WHAT NEEDS TO BE DONE:
Output the entries verbatim, including every line.
"""
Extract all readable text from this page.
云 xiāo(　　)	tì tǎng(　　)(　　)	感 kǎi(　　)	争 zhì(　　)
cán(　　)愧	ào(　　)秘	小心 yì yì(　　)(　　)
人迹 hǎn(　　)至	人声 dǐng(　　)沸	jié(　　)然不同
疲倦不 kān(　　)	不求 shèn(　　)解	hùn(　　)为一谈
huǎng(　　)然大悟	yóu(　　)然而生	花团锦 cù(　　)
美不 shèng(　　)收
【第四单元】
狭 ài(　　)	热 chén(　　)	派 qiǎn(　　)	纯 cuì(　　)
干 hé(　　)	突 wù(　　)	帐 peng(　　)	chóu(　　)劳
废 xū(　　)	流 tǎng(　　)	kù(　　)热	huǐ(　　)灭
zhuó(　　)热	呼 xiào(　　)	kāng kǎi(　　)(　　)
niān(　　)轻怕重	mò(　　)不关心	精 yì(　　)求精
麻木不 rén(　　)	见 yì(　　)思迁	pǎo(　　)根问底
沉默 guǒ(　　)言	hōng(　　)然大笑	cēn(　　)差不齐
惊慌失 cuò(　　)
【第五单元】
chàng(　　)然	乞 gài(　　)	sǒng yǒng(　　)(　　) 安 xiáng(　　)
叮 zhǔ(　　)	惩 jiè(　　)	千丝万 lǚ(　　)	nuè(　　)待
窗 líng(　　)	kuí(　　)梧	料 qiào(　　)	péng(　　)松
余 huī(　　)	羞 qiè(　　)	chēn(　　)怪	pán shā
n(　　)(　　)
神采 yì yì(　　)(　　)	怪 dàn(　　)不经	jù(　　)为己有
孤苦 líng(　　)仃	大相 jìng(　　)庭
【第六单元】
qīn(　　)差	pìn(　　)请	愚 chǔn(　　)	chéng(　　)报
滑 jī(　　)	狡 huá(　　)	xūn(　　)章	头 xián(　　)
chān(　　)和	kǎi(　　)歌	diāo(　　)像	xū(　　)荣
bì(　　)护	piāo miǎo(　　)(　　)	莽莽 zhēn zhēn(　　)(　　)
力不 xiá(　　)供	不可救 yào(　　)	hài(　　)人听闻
"""
FINISHED TASK:
Extract all readable text from this page.
云 xiāo(　　)	tì tǎng(　　)(　　)	感 kǎi(　　)	争 zhì(　　)
cán(　　)愧	ào(　　)秘	小心 yì yì(　　)(　　)
人迹 hǎn(　　)至	人声 dǐng(　　)沸	jié(　　)然不同
疲倦不 kān(　　)	不求 shèn(　　)解	hùn(　　)为一谈
huǎng(　　)然大悟	yóu(　　)然而生	花团锦 cù(　　)
美不 shèng(　　)收
【第四单元】
狭 ài(　　)	热 chén(　　)	派 qiǎn(　　)	纯 cuì(　　)
干 hé(　　)	突 wù(　　)	帐 peng(　　)	chóu(　　)劳
废 xū(　　)	流 tǎng(　　)	kù(　　)热	huǐ(　　)灭
zhuó(　　)热	呼 xiào(　　)	kāng kǎi(　　)(　　)
niān(　　)轻怕重	mò(　　)不关心	精 yì(　　)求精
麻木不 rén(　　)	见 yì(　　)思迁	pǎo(　　)根问底
沉默 guǒ(　　)言	hōng(　　)然大笑	cēn(　　)差不齐
惊慌失 cuò(　　)
【第五单元】
chàng(　　)然	乞 gài(　　)	sǒng yǒng(　　)(　　) 安 xiáng(　　)
叮 zhǔ(　　)	惩 jiè(　　)	千丝万 lǚ(　　)	nuè(　　)待
窗 líng(　　)	kuí(　　)梧	料 qiào(　　)	péng(　　)松
余 huī(　　)	羞 qiè(　　)	chēn(　　)怪	pán shā
n(　　)(　　)
神采 yì yì(　　)(　　)	怪 dàn(　　)不经	jù(　　)为己有
孤苦 líng(　　)仃	大相 jìng(　　)庭
【第六单元】
qīn(　　)差	pìn(　　)请	愚 chǔn(　　)	chéng(　　)报
滑 jī(　　)	狡 huá(　　)	xūn(　　)章	头 xián(　　)
chān(　　)和	kǎi(　　)歌	diāo(　　)像	xū(　　)荣
bì(　　)护	piāo miǎo(　　)(　　)	莽莽 zhēn zhēn(　　)(　　)
力不 xiá(　　)供	不可救 yào(　　)	hài(　　)人听闻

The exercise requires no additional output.